#### Data for processing

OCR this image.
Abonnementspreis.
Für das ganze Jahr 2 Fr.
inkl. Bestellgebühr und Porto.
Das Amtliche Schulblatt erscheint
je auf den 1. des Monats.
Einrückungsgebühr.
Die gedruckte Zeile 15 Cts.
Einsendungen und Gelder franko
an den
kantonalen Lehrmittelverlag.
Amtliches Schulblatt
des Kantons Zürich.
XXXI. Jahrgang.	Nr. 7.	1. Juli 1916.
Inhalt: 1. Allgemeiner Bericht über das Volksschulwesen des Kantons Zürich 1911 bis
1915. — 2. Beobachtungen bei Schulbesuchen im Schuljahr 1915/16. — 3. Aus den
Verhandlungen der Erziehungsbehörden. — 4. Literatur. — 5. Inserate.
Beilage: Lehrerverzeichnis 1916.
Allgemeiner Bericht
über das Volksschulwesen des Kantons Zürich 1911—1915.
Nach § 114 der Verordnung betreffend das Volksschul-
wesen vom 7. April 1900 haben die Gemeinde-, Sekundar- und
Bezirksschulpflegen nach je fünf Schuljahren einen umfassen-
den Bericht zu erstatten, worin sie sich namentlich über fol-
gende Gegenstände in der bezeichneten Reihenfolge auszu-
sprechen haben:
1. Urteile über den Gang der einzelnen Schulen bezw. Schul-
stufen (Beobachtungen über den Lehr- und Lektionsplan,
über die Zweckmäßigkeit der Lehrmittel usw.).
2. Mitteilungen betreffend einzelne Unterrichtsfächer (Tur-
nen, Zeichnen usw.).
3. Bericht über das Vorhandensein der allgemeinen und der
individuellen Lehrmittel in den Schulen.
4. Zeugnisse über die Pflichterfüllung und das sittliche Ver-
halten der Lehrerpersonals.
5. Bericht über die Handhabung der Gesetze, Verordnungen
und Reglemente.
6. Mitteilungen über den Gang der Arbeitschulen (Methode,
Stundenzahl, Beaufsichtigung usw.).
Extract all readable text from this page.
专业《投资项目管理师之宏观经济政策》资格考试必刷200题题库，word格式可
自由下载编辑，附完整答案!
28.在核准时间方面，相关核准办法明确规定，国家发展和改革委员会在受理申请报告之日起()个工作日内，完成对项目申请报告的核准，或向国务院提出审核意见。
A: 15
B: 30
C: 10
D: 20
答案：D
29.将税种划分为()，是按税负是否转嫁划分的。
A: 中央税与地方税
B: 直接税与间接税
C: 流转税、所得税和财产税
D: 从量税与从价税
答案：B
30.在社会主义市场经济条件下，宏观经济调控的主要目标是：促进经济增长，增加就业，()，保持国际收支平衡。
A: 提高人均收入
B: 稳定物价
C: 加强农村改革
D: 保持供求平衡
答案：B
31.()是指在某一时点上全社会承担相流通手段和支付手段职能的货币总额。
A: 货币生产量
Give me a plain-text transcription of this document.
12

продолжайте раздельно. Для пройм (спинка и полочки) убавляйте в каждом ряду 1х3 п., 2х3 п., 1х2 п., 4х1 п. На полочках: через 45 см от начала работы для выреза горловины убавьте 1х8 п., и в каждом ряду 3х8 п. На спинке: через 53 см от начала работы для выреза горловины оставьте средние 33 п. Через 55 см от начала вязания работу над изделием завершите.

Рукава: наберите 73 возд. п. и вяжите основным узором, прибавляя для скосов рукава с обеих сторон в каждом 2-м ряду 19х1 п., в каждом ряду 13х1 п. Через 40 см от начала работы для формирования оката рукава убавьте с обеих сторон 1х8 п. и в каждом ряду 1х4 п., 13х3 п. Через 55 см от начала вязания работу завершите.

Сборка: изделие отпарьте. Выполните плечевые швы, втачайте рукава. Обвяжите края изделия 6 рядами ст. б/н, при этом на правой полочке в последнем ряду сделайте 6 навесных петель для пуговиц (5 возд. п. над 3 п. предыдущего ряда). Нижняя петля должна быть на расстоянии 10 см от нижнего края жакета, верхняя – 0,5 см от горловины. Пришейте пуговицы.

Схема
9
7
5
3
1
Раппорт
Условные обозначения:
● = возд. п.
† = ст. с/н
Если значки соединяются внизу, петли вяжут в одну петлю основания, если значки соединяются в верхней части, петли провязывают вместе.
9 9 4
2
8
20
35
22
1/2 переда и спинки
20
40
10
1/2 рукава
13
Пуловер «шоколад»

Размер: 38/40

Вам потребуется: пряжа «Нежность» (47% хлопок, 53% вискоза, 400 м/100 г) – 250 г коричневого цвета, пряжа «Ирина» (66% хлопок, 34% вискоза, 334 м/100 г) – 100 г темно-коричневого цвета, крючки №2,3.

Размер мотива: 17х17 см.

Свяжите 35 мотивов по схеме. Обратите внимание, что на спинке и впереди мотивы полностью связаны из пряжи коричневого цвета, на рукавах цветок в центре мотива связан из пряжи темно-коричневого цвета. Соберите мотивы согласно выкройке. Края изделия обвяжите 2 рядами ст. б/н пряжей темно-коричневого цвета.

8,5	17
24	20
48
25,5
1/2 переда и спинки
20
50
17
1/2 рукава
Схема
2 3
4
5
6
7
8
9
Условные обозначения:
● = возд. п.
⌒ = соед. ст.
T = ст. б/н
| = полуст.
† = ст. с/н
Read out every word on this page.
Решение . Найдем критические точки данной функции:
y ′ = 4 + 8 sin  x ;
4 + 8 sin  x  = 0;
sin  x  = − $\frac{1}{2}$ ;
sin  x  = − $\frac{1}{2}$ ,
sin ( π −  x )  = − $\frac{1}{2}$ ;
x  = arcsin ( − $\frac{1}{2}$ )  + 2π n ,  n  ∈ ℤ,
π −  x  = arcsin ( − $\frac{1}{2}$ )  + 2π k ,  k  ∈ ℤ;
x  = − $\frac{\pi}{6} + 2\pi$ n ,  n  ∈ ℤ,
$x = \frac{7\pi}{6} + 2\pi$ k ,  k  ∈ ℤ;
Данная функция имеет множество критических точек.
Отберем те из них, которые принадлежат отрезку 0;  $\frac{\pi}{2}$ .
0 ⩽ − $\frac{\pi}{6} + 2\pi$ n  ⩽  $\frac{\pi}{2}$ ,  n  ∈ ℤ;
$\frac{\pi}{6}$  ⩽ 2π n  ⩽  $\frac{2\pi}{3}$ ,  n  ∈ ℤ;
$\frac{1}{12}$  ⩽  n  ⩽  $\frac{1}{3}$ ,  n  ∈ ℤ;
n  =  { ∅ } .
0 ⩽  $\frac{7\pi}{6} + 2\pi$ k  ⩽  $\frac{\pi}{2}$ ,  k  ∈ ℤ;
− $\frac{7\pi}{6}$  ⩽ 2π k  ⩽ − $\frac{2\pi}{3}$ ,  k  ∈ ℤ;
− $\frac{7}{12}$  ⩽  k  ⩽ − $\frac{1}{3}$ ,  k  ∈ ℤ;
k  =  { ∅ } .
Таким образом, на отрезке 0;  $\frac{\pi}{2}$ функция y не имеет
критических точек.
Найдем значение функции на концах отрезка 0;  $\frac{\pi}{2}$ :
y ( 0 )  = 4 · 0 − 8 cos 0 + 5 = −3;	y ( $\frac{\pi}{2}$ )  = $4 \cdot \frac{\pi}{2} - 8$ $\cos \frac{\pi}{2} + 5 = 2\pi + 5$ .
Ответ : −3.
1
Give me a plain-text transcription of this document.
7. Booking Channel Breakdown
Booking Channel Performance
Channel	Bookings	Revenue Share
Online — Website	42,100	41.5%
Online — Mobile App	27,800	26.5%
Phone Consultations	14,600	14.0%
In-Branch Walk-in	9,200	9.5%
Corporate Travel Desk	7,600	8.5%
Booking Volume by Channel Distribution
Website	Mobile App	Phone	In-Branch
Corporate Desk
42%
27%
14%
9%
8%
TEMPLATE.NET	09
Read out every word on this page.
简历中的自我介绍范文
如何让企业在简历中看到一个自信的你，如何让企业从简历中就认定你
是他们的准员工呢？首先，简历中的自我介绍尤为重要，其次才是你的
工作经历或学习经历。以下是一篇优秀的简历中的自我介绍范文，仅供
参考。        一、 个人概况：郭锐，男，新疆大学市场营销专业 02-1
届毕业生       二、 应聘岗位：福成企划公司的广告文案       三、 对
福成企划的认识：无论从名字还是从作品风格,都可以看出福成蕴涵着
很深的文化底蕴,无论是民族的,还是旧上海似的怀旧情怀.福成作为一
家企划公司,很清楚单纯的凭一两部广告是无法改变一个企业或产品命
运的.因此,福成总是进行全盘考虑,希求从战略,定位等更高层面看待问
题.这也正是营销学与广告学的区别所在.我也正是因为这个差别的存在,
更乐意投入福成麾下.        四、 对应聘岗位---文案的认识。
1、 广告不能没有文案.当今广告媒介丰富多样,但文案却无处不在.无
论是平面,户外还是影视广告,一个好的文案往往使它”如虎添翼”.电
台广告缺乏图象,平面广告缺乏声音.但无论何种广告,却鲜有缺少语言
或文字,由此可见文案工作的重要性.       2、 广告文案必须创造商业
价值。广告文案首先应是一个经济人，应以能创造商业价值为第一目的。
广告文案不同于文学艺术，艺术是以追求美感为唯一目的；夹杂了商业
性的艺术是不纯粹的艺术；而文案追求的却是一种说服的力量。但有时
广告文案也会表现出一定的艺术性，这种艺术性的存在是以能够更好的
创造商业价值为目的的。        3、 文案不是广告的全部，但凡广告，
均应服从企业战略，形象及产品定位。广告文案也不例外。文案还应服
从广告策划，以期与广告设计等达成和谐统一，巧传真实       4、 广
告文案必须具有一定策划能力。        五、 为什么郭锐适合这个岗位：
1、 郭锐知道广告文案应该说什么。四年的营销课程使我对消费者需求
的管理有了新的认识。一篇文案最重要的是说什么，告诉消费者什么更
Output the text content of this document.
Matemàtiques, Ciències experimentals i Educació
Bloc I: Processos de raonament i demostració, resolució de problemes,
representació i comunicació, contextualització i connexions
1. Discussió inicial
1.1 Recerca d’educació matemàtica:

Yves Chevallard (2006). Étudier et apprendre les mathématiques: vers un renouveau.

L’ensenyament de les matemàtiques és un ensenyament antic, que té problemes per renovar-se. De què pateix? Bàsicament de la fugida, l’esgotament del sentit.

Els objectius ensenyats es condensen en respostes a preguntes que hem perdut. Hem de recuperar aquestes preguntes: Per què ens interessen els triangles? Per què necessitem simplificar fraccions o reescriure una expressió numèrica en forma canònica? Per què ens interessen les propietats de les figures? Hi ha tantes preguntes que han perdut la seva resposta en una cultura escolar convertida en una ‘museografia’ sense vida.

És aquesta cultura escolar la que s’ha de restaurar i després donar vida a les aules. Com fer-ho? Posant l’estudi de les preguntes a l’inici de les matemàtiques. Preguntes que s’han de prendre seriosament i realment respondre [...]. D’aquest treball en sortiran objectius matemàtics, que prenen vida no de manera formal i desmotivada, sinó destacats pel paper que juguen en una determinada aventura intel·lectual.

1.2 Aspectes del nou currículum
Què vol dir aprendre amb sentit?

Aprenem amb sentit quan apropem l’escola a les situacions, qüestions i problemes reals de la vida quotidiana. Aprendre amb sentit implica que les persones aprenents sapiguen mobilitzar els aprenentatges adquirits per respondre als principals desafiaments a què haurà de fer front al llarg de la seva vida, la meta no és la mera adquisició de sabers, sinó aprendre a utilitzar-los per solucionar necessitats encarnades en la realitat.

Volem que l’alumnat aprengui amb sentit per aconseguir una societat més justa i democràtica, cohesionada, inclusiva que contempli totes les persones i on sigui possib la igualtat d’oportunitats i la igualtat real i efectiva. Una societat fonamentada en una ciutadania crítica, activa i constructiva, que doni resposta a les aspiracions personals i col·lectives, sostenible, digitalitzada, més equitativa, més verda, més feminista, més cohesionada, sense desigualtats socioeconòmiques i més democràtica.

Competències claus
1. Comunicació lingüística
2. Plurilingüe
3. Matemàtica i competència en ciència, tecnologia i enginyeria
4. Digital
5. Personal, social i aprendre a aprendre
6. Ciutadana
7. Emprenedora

########

How many lines in the records above contain the word "betreffend"? Reply with the number alone.

_Finished exercise_: 2